Aim ->
Return the number of lines that include the string "injektionsstället", without any other text.

[Data excerpts]
★ ★ ★ ★ ★

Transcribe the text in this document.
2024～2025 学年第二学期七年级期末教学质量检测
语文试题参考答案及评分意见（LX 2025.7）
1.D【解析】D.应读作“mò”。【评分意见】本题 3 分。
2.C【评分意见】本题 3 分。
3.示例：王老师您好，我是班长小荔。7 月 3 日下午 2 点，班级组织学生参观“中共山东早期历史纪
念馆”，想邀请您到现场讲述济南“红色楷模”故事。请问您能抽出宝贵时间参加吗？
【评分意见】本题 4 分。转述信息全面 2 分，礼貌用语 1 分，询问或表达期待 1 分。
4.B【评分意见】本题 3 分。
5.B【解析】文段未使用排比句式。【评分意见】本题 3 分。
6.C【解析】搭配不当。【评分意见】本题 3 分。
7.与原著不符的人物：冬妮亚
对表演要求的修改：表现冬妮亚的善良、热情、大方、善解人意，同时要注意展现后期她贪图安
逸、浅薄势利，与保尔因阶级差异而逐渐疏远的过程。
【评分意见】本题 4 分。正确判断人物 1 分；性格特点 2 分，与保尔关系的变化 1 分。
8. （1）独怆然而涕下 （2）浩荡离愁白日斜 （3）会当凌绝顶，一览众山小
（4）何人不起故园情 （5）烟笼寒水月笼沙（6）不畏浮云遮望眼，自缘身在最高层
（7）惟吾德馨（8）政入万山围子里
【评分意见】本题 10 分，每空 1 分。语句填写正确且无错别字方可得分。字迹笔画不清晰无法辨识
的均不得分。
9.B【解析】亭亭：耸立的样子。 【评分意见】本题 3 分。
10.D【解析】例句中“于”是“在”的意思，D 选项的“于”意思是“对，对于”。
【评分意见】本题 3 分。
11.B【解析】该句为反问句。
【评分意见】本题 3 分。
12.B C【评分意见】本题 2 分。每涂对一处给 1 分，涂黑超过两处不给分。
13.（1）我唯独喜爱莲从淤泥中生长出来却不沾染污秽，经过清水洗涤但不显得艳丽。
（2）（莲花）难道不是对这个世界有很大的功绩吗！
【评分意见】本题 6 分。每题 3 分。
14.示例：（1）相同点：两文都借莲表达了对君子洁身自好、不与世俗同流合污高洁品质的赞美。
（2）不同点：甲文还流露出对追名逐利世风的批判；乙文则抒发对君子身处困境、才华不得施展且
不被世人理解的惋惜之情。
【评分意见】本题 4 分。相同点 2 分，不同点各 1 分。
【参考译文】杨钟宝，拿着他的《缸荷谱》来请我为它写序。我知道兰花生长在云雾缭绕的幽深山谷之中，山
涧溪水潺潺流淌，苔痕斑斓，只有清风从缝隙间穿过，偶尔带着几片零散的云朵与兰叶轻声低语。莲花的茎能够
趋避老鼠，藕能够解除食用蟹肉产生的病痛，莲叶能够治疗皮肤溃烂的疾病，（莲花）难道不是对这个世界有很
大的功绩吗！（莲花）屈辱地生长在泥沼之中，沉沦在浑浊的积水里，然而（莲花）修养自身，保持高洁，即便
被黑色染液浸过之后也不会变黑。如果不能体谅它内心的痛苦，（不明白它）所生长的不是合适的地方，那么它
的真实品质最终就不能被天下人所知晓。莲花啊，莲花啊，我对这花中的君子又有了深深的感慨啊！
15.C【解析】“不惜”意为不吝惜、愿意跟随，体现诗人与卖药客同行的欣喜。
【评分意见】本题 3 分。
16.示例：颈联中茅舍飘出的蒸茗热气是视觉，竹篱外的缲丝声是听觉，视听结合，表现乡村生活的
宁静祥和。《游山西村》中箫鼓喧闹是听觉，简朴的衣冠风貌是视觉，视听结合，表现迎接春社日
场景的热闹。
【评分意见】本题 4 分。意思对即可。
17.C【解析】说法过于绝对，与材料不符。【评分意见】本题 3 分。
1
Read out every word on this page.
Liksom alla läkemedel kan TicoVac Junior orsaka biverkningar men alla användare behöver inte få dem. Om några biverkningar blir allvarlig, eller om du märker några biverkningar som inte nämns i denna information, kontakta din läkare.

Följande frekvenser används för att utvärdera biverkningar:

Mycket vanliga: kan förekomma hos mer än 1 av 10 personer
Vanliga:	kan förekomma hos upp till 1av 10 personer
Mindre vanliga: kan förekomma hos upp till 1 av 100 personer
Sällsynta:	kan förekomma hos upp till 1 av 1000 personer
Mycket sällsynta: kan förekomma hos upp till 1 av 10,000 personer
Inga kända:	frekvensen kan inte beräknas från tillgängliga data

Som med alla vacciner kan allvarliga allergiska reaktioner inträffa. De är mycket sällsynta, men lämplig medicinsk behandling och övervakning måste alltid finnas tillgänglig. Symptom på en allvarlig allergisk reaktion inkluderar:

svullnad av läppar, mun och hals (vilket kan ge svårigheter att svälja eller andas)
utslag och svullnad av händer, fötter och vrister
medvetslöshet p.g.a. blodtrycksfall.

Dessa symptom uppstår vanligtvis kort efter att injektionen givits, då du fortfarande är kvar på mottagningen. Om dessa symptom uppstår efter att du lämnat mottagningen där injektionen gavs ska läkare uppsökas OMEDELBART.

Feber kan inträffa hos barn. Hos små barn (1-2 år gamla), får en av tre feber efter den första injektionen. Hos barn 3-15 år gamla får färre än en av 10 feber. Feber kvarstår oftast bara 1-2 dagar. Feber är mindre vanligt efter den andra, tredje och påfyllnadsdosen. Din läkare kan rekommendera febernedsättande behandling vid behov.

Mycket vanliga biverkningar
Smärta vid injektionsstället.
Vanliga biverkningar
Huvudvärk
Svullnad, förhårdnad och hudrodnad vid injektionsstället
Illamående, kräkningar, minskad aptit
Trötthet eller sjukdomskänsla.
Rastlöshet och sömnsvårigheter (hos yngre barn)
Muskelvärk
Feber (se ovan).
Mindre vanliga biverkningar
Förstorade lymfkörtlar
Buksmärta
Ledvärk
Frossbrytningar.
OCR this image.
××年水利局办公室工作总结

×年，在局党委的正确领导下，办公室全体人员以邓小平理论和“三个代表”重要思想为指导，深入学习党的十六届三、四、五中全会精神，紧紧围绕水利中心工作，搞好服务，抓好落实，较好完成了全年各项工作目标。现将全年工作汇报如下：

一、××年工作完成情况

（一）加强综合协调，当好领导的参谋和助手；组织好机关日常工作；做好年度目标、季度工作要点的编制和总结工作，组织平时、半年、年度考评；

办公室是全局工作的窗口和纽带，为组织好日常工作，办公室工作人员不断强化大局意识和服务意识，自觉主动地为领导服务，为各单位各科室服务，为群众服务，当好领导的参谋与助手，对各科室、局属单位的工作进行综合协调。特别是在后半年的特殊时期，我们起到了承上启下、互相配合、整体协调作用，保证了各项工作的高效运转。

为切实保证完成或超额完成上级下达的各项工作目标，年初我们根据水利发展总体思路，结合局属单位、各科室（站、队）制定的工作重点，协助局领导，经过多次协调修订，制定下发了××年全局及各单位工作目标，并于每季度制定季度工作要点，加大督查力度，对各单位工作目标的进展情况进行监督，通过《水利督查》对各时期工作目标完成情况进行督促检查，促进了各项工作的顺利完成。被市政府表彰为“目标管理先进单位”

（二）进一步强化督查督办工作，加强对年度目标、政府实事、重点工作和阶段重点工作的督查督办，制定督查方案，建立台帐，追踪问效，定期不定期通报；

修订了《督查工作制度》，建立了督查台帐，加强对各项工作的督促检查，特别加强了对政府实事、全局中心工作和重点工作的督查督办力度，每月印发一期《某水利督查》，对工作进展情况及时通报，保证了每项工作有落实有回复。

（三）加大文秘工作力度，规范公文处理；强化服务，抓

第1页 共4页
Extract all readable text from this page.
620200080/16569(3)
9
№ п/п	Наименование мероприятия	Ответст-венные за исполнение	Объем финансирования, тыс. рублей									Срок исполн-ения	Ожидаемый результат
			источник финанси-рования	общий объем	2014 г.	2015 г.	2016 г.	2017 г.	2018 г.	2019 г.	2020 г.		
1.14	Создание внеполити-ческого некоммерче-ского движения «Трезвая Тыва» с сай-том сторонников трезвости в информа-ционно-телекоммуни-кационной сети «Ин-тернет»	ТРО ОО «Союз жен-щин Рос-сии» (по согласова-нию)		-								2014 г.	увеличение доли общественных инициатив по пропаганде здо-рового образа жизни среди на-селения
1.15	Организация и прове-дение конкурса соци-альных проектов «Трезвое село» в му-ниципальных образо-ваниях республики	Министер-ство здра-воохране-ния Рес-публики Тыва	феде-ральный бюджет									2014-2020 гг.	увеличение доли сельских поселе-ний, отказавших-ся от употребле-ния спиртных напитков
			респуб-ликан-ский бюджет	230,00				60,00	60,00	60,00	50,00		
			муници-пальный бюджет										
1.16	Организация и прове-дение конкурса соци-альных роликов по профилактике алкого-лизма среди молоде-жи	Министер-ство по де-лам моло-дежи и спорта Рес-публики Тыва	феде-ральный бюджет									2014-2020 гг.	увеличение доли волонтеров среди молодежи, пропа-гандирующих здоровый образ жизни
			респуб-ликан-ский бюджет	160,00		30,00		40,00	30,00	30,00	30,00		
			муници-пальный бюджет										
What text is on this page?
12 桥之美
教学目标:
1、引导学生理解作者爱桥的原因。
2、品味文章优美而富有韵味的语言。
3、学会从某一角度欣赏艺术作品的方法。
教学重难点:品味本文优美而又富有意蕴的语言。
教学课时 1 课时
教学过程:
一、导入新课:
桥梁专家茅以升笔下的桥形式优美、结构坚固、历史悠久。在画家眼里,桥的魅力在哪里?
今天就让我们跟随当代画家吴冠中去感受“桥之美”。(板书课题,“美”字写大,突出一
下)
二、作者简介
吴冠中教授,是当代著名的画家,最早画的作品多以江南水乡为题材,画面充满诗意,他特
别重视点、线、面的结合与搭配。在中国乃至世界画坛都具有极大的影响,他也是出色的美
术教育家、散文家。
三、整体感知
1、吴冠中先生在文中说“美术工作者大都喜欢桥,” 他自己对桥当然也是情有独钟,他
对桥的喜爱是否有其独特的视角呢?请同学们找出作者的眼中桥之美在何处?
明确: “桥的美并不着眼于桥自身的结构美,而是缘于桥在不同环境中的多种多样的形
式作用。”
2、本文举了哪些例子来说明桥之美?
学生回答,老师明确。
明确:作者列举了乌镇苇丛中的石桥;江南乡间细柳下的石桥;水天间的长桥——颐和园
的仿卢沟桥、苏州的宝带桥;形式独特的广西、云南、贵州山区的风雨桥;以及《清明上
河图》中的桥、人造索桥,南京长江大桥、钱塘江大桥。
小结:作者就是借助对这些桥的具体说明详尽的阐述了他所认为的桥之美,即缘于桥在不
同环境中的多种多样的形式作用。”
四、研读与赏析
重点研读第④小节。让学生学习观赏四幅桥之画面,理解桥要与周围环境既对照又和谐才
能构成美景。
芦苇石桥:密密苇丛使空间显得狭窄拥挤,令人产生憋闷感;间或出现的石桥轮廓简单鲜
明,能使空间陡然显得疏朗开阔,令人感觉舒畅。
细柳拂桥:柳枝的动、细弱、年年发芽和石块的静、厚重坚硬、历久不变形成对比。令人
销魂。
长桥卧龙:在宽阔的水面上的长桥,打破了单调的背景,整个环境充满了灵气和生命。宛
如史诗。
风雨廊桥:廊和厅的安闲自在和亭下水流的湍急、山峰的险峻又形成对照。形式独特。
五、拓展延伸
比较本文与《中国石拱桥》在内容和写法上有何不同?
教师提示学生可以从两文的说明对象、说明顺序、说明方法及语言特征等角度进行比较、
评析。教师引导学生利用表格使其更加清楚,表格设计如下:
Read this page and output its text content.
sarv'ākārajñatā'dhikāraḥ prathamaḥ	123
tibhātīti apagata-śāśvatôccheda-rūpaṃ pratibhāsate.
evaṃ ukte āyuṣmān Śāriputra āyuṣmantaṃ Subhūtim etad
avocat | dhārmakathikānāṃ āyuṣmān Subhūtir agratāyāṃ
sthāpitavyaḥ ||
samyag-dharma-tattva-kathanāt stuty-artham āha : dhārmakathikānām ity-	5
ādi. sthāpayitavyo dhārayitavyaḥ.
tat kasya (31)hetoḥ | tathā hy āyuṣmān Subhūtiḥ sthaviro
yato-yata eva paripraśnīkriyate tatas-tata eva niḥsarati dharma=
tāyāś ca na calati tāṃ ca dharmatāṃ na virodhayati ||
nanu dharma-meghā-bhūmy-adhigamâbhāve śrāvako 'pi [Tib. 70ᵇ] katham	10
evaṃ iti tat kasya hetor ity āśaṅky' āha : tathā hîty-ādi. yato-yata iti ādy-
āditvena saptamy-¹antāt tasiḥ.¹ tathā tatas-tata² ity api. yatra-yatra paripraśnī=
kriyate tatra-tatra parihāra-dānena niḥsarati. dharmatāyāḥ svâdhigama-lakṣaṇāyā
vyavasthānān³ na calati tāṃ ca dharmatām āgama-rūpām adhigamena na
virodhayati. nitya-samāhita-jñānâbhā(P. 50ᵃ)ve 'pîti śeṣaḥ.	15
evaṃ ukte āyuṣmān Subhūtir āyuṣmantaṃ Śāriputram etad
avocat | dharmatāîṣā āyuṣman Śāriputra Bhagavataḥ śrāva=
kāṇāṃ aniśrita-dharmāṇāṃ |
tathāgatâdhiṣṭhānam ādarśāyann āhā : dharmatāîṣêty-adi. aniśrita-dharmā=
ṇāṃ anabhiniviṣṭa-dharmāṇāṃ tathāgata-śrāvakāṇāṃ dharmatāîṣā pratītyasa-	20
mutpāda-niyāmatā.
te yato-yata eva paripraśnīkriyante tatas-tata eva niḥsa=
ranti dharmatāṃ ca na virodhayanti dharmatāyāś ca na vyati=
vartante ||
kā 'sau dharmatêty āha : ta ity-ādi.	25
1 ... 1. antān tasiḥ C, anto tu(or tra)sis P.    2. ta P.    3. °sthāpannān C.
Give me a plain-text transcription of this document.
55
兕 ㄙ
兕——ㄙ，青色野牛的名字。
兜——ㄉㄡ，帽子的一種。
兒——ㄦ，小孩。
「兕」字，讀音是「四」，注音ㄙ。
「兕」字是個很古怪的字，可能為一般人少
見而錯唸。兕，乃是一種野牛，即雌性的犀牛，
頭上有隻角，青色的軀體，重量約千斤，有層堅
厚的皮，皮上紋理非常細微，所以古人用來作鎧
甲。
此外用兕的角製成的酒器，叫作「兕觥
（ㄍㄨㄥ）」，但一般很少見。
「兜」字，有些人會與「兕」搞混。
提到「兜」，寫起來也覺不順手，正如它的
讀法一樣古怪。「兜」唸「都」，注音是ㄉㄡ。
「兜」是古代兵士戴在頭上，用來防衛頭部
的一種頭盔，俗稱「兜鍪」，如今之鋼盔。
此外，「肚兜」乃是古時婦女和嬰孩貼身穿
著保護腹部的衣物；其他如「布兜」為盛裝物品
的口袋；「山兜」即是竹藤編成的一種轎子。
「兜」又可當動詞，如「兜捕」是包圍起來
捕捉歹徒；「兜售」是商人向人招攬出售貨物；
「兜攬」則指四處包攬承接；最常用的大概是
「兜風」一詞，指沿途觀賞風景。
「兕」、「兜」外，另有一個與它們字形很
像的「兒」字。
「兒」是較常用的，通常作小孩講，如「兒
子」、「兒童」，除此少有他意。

★ ★ ★ ★ ★

Answer to this exercise ->
2